START Records for this task
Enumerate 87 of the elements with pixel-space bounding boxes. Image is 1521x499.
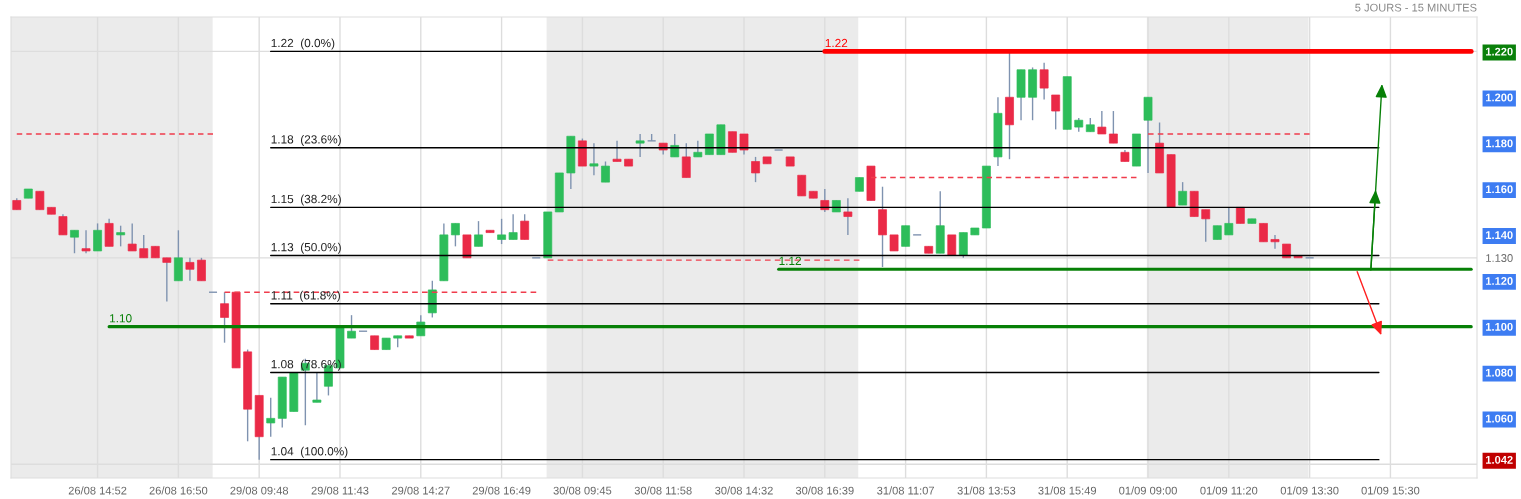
candlestick xyxy=(1259,222,1268,243)
candlestick xyxy=(70,229,79,254)
candlestick xyxy=(843,197,853,236)
candlestick xyxy=(93,222,102,252)
y-tick-label: 1.180 xyxy=(1486,139,1513,148)
candlestick xyxy=(139,234,149,259)
candlestick xyxy=(751,156,760,183)
candlestick xyxy=(81,229,91,254)
x-tick-label: 30/08 16:39 xyxy=(795,486,854,495)
candlestick xyxy=(35,190,45,211)
candlestick xyxy=(635,133,645,158)
candlestick xyxy=(1178,181,1188,206)
x-tick-label: 29/08 11:43 xyxy=(311,486,369,495)
series-label: 1.10 xyxy=(110,314,132,323)
y-tick-label: 1.160 xyxy=(1486,185,1513,194)
x-tick-label: 30/08 14:32 xyxy=(715,486,773,495)
x-tick-label: 01/09 15:30 xyxy=(1361,486,1420,495)
x-tick-label: 29/08 09:48 xyxy=(230,486,289,495)
series-label: 1.13 (50.0%) xyxy=(271,242,341,254)
x-tick-label: 26/08 16:50 xyxy=(149,486,208,495)
series-label: 1.15 (38.2%) xyxy=(271,194,341,206)
y-tick-label: 1.100 xyxy=(1486,322,1513,331)
x-tick-label: 30/08 09:45 xyxy=(553,486,612,495)
candlestick xyxy=(127,222,137,252)
candlestick xyxy=(1109,110,1118,144)
candlestick xyxy=(162,257,172,303)
x-tick-label: 01/09 13:30 xyxy=(1280,486,1339,495)
candlestick xyxy=(1224,206,1234,236)
x-tick-label: 30/08 11:58 xyxy=(634,486,692,495)
candlestick xyxy=(451,222,460,248)
candlestick xyxy=(266,397,276,438)
series-label: 1.18 (23.6%) xyxy=(271,134,341,146)
candlestick xyxy=(58,213,68,236)
candlestick xyxy=(508,213,518,241)
y-tick-label: 1.120 xyxy=(1486,277,1513,285)
x-tick-label: 01/09 09:00 xyxy=(1119,486,1177,495)
x-tick-label: 29/08 14:27 xyxy=(392,486,450,495)
candlestick xyxy=(681,142,691,179)
x-tick-label: 31/08 13:53 xyxy=(957,486,1016,495)
candlestick xyxy=(693,140,703,158)
y-tick-label: 1.200 xyxy=(1486,93,1513,102)
x-tick-label: 29/08 16:49 xyxy=(472,486,531,495)
candlestick xyxy=(704,133,714,156)
candlestick xyxy=(1039,62,1049,101)
candlestick xyxy=(1051,94,1061,131)
x-tick-label: 01/09 11:20 xyxy=(1200,486,1258,495)
candlestick xyxy=(1143,96,1153,174)
x-tick-label: 26/08 14:52 xyxy=(68,486,127,495)
candlestick xyxy=(670,133,680,158)
series-label: 1.11 (61.8%) xyxy=(271,290,340,302)
candlestick xyxy=(312,371,322,404)
candlestick xyxy=(1270,234,1280,250)
candlestick xyxy=(520,213,530,241)
candlestick xyxy=(589,142,599,176)
y-tick-label: 1.042 xyxy=(1486,455,1513,464)
candlestick xyxy=(116,225,126,248)
candlestick xyxy=(462,234,472,259)
candlestick xyxy=(347,314,356,339)
candlestick xyxy=(739,133,749,156)
candlestick xyxy=(601,160,610,183)
series-label: 1.22 (0.0%) xyxy=(271,38,335,50)
candlestick xyxy=(474,220,483,248)
series-label: 1.12 xyxy=(779,256,802,265)
y-tick-label: 1.080 xyxy=(1486,368,1513,377)
y-tick-label: 1.220 xyxy=(1486,47,1513,56)
candlestick xyxy=(1097,110,1107,135)
x-tick-label: 31/08 11:07 xyxy=(877,486,934,495)
candlestick xyxy=(797,174,807,197)
candlestick xyxy=(104,218,114,248)
candlestick xyxy=(820,188,830,213)
candlestick xyxy=(728,130,737,154)
y-tick-label: 1.140 xyxy=(1486,231,1513,240)
y-tick-label: 1.060 xyxy=(1486,414,1513,423)
x-tick-label: 31/08 15:49 xyxy=(1038,486,1097,495)
y-tick-label: 1.130 xyxy=(1486,254,1513,262)
candlestick xyxy=(173,229,183,282)
candlestick xyxy=(220,291,229,344)
series-label: 1.04 (100.0%) xyxy=(271,446,348,458)
chart-title: 5 JOURS - 15 MINUTES xyxy=(1355,3,1477,12)
candlestick xyxy=(901,225,910,248)
candlestick xyxy=(958,231,968,259)
candlestick xyxy=(197,257,206,282)
series-label: 1.22 xyxy=(825,38,848,48)
candlestick xyxy=(1201,208,1211,243)
candlestick xyxy=(612,140,622,163)
candlestick xyxy=(185,257,195,282)
candlestick xyxy=(497,218,506,245)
END Records for this task
Directions >>
Write out the entries word for word, from the line with "candlestick xyxy=(1259,222,1268,243)" up to and including the line with "x-tick-label: 01/09 15:30".

Task output >>
candlestick xyxy=(1259,222,1268,243)
candlestick xyxy=(70,229,79,254)
candlestick xyxy=(843,197,853,236)
candlestick xyxy=(93,222,102,252)
y-tick-label: 1.180 xyxy=(1486,139,1513,148)
candlestick xyxy=(139,234,149,259)
candlestick xyxy=(751,156,760,183)
candlestick xyxy=(81,229,91,254)
x-tick-label: 30/08 16:39 xyxy=(795,486,854,495)
candlestick xyxy=(35,190,45,211)
candlestick xyxy=(635,133,645,158)
candlestick xyxy=(1178,181,1188,206)
x-tick-label: 29/08 11:43 xyxy=(311,486,369,495)
series-label: 1.10 xyxy=(110,314,132,323)
y-tick-label: 1.160 xyxy=(1486,185,1513,194)
x-tick-label: 30/08 14:32 xyxy=(715,486,773,495)
x-tick-label: 01/09 15:30 xyxy=(1361,486,1420,495)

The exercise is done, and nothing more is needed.